Stored items from a collection:
--- BEGIN ---
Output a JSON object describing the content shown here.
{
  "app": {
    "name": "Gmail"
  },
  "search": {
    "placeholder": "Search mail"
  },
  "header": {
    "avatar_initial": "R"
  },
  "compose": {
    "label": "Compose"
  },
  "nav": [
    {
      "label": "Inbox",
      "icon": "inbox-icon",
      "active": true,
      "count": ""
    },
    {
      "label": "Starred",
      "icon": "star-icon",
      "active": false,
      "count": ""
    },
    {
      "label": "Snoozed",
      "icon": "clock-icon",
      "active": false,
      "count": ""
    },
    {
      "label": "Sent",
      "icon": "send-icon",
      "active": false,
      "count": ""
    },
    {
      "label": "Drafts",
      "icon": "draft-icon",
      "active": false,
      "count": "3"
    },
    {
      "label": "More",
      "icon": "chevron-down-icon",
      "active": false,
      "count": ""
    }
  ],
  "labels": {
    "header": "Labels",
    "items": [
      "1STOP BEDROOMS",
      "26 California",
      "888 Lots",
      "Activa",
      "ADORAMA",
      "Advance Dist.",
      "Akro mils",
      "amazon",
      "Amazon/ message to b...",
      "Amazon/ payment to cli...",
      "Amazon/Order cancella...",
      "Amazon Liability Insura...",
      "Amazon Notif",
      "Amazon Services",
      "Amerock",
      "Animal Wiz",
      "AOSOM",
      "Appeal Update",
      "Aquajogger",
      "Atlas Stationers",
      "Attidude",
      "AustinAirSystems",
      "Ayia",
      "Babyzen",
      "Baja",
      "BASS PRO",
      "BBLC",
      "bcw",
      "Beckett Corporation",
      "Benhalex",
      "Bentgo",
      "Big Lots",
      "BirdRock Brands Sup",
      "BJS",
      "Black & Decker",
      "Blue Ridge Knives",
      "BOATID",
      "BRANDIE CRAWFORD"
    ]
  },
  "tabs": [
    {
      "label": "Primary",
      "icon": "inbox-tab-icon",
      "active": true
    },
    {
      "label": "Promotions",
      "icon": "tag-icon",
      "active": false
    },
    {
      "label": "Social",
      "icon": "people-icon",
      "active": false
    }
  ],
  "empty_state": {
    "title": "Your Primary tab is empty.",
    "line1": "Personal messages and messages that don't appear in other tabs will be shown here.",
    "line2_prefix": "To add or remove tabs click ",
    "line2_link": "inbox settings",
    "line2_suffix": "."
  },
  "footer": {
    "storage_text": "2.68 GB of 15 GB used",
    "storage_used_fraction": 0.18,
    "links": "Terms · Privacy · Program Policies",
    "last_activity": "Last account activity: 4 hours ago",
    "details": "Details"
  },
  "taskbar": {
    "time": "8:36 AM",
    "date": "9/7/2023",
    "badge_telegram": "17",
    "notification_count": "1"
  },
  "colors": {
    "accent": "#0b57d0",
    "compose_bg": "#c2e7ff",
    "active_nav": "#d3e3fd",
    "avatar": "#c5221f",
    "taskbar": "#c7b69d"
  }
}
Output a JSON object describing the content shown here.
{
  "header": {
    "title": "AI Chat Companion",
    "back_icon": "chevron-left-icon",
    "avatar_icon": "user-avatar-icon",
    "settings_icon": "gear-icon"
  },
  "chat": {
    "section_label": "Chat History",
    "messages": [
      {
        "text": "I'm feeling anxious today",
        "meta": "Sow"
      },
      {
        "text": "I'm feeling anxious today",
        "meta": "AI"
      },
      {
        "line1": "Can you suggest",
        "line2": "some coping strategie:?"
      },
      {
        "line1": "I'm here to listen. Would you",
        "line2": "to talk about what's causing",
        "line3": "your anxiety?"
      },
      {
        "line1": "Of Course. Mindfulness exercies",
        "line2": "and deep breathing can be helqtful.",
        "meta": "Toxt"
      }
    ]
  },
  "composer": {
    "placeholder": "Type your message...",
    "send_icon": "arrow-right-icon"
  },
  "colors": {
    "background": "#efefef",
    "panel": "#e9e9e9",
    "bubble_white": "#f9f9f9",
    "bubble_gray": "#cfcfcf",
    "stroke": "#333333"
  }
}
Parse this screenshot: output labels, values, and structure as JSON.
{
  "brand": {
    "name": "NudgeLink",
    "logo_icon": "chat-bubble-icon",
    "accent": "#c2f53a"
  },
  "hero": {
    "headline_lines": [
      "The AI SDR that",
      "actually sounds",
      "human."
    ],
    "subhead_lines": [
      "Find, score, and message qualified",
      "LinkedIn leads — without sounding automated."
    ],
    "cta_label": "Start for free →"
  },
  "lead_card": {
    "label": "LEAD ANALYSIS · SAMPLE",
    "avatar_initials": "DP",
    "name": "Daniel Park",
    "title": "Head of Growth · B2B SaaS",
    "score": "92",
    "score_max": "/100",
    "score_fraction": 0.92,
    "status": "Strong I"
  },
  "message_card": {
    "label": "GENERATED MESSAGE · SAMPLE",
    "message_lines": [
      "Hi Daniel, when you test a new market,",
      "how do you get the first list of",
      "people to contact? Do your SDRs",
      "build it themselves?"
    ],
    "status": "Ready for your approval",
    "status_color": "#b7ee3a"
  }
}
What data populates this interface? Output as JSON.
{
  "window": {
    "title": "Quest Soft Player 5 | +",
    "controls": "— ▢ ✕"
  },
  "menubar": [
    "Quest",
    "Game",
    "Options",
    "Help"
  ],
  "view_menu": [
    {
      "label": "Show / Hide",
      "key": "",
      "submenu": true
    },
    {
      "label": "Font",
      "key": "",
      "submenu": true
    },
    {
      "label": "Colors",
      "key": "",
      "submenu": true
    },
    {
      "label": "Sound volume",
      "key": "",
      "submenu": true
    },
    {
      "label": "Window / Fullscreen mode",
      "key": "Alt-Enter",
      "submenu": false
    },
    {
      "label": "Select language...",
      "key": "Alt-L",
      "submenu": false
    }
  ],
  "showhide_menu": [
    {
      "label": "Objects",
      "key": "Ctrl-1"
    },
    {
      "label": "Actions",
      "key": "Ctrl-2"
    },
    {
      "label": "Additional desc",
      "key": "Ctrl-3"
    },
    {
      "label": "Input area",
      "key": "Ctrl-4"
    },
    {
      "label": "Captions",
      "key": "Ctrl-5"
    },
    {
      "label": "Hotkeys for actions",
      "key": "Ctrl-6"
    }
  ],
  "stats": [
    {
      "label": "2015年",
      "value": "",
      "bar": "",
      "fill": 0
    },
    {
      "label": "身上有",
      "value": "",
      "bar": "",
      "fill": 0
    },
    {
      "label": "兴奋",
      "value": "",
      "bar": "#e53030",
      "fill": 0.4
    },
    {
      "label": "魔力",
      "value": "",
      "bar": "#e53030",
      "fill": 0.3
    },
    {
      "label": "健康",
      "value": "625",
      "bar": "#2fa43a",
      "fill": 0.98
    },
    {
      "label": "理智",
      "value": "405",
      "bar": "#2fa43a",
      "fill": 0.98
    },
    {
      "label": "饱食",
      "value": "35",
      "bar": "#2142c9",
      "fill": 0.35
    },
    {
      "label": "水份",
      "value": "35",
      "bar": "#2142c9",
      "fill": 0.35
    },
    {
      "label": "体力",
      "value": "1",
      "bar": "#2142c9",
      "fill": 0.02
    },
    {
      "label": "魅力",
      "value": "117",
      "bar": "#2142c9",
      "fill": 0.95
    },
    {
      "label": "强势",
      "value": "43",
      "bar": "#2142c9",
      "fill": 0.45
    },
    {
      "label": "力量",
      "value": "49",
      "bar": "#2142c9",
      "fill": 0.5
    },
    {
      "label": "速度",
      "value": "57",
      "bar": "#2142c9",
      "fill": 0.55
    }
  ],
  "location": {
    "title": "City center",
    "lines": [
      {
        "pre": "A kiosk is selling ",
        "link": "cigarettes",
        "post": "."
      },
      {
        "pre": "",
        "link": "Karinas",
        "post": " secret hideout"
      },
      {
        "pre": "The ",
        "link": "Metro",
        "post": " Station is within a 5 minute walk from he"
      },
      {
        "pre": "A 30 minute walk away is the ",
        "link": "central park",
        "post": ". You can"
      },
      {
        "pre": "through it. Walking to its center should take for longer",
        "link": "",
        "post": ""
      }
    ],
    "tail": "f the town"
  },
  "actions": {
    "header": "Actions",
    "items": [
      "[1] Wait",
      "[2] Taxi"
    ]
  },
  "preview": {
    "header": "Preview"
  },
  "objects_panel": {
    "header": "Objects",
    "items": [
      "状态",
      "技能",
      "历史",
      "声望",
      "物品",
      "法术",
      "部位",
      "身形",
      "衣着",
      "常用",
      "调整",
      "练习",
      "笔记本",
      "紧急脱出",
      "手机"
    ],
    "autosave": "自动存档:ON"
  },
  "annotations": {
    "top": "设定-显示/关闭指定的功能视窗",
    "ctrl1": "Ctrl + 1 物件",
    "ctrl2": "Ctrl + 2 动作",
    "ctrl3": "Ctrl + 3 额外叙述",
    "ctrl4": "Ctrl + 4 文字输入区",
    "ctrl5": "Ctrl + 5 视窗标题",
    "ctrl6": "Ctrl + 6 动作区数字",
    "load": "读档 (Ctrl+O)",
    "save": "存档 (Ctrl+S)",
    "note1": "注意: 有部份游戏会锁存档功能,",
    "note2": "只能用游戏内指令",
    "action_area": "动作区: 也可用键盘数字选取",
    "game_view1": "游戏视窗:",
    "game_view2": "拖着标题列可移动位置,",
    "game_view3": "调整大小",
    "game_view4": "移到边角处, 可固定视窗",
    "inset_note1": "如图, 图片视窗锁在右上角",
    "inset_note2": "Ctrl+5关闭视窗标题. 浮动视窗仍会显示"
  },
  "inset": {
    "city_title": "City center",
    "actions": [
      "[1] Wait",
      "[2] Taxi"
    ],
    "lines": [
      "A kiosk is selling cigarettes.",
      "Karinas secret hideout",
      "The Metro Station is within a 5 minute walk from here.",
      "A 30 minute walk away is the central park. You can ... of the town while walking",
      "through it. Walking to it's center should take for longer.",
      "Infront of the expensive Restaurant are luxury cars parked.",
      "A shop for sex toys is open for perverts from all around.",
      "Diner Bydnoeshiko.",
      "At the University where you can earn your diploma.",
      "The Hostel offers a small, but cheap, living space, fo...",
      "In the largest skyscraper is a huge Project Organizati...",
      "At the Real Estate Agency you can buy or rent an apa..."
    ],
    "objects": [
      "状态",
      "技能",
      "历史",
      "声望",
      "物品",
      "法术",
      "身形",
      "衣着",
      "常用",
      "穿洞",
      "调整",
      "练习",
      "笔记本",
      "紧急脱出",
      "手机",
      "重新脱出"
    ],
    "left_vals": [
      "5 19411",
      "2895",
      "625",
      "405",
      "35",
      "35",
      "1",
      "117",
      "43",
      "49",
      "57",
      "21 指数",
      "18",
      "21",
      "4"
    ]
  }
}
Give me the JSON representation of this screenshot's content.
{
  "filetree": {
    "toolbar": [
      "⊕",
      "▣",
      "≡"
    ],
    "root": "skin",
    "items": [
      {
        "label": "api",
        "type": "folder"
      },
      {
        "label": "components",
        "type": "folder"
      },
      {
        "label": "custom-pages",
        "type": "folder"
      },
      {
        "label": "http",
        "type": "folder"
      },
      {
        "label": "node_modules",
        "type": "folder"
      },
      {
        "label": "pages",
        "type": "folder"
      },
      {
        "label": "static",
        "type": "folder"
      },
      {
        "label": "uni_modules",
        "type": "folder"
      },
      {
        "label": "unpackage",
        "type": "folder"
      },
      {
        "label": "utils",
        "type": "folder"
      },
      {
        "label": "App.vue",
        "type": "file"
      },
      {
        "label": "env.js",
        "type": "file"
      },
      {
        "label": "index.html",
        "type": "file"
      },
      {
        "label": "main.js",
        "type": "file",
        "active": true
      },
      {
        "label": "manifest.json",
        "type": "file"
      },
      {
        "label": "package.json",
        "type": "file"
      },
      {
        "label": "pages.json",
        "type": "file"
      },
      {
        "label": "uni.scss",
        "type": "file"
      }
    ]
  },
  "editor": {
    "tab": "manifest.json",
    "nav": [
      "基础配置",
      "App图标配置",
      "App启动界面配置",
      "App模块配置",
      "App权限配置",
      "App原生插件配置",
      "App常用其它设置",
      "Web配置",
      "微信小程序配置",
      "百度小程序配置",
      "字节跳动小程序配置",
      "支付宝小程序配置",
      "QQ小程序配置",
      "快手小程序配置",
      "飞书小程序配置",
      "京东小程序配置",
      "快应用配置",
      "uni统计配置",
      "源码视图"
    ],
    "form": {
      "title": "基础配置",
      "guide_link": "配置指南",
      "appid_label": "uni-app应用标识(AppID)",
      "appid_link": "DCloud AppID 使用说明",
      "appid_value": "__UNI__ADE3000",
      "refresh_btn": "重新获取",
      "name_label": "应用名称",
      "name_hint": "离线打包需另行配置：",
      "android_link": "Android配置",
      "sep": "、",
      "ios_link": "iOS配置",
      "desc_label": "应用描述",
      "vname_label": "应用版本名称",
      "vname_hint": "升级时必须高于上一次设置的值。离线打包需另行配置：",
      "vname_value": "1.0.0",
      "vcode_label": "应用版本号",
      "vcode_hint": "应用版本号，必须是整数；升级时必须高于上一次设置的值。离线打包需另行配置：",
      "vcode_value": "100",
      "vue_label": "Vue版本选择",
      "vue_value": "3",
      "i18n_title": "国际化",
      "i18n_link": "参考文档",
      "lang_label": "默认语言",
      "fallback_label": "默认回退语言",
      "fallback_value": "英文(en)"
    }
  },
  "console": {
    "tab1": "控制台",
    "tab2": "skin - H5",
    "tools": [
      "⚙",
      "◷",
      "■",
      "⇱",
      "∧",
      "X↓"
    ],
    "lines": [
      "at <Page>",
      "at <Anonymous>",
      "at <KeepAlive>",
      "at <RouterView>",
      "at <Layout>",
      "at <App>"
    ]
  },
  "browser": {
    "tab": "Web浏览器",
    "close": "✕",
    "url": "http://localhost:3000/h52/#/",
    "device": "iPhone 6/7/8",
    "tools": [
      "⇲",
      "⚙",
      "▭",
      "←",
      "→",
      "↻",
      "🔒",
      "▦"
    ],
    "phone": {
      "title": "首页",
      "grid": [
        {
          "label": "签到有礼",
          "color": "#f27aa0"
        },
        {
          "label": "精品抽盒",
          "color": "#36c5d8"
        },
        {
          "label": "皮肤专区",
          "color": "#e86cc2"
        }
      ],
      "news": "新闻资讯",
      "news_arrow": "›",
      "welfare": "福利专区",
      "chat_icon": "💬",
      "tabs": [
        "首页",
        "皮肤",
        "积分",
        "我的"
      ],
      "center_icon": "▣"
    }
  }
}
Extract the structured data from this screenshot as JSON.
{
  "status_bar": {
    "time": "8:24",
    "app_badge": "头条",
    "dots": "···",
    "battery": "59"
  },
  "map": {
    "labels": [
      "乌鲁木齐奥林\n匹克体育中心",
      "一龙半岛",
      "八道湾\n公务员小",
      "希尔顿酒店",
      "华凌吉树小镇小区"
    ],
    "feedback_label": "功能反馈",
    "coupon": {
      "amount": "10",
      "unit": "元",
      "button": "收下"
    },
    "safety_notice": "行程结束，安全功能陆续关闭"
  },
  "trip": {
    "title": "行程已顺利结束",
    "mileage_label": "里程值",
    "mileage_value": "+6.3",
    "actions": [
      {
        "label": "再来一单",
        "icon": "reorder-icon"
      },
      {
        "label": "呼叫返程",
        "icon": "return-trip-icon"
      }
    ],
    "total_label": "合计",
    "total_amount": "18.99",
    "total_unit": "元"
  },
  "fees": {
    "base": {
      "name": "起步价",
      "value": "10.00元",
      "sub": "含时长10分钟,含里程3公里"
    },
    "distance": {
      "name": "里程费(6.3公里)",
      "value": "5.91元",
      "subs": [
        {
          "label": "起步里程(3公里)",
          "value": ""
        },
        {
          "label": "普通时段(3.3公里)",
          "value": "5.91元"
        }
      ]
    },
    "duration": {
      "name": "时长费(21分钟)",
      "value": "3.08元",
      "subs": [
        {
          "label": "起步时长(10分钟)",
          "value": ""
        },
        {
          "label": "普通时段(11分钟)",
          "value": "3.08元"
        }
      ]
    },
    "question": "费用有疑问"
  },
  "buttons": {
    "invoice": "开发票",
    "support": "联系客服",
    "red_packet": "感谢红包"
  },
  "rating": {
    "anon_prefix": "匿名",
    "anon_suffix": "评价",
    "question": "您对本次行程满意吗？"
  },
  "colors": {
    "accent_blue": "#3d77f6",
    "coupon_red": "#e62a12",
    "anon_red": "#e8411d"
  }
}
--- END ---
# Task directions:
List each line of the entries that holds the string "messages".

# Full solution:
    "line1": "Personal messages and messages that don't appear in other tabs will be shown here.",
    "messages": [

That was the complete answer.